YOUR GOAL:
Locate all lines with the word "this" and copy them out.

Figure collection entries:
- - - -

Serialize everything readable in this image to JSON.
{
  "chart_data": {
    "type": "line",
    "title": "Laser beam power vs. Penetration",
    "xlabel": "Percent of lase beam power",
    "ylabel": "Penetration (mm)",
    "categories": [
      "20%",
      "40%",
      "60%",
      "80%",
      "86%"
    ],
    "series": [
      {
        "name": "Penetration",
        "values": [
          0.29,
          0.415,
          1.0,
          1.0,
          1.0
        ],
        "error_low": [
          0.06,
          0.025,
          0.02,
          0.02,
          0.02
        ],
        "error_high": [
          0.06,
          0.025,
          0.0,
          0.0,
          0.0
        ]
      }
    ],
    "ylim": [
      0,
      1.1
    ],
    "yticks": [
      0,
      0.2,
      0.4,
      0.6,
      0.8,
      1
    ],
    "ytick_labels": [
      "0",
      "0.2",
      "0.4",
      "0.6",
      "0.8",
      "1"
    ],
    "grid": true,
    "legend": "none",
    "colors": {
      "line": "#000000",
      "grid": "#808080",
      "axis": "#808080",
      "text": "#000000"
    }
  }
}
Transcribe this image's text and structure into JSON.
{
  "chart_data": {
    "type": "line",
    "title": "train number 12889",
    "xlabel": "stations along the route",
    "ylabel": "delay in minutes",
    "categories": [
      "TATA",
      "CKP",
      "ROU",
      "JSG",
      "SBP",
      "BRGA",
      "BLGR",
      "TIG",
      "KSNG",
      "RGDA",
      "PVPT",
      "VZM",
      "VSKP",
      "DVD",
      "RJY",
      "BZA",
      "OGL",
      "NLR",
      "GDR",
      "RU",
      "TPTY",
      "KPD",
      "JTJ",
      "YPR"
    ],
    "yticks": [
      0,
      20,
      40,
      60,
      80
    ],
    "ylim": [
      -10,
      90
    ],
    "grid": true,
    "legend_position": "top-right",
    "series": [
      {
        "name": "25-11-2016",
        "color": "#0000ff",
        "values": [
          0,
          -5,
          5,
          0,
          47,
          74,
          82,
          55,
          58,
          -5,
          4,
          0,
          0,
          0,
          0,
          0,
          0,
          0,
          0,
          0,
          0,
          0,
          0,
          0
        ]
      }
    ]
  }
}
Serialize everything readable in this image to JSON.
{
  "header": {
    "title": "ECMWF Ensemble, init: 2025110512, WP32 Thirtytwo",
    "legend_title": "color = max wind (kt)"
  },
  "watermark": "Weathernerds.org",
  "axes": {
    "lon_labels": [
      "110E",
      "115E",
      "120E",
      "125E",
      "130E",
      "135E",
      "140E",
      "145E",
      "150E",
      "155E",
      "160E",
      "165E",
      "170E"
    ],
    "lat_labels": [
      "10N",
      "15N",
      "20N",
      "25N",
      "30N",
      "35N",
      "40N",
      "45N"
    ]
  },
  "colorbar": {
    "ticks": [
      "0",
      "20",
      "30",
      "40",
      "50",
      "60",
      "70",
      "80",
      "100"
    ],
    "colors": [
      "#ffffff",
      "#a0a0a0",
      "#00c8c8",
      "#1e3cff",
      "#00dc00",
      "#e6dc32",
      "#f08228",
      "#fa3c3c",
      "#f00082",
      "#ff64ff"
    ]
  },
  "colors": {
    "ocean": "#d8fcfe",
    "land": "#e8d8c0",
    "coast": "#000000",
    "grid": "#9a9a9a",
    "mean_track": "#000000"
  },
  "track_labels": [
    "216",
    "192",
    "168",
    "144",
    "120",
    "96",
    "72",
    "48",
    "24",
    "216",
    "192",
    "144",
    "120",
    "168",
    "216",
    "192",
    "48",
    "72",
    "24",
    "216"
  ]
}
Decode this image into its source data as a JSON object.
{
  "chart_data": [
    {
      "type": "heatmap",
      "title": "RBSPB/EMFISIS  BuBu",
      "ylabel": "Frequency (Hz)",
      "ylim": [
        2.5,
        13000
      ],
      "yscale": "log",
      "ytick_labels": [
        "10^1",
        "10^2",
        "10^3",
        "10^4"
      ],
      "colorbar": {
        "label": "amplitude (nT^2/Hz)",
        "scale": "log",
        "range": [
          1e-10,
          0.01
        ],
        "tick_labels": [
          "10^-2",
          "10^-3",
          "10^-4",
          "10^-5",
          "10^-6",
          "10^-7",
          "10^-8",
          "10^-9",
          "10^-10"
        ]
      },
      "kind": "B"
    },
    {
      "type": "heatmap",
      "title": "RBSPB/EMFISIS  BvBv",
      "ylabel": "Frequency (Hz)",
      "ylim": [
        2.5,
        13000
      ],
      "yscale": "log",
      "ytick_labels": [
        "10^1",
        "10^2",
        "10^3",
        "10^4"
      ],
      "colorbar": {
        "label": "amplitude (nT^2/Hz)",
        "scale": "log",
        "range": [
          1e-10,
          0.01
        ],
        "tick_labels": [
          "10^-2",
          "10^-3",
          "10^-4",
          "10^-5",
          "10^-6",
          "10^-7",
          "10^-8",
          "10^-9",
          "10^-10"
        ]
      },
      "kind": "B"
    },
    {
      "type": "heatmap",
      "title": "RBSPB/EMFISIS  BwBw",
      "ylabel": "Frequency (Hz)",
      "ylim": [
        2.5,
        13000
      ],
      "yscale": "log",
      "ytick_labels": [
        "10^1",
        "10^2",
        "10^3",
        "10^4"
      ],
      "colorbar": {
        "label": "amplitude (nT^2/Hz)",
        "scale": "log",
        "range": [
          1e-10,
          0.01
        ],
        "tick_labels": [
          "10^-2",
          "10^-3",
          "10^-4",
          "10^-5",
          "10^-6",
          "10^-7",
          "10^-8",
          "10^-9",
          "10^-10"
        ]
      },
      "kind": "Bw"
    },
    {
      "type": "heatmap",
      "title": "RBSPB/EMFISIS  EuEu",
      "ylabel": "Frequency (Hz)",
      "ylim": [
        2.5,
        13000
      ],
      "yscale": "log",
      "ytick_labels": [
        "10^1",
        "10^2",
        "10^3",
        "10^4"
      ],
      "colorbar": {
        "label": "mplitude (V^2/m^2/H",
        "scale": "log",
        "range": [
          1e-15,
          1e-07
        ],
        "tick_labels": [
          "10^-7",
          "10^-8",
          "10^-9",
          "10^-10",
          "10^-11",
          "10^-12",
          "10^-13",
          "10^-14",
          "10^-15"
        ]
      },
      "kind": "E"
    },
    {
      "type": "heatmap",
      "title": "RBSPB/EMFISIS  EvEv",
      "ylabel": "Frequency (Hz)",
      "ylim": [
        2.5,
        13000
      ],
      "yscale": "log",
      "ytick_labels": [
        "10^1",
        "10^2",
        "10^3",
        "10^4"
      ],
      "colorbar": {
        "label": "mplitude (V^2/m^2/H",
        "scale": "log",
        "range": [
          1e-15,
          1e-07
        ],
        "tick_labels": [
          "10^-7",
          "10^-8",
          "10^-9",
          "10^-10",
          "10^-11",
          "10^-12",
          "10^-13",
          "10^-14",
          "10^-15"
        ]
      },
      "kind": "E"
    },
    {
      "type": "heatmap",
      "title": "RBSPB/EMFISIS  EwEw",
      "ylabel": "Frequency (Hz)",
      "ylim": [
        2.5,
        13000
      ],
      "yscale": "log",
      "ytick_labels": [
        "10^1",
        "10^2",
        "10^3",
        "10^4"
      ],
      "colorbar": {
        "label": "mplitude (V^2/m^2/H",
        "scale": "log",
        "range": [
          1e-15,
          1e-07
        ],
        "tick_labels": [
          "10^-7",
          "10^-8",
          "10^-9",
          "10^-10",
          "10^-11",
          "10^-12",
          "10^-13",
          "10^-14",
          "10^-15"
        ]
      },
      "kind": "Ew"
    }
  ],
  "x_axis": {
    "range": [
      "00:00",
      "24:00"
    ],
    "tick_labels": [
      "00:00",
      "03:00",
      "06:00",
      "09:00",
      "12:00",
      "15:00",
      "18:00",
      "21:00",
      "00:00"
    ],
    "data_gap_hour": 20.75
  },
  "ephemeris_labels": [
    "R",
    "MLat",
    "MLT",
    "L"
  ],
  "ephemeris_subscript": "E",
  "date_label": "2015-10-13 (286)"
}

- - - -

FULL RESPONSE:
Serialize everything readable in this image to JSON.
Transcribe this image's text and structure into JSON.
Serialize everything readable in this image to JSON.
Decode this image into its source data as a JSON object.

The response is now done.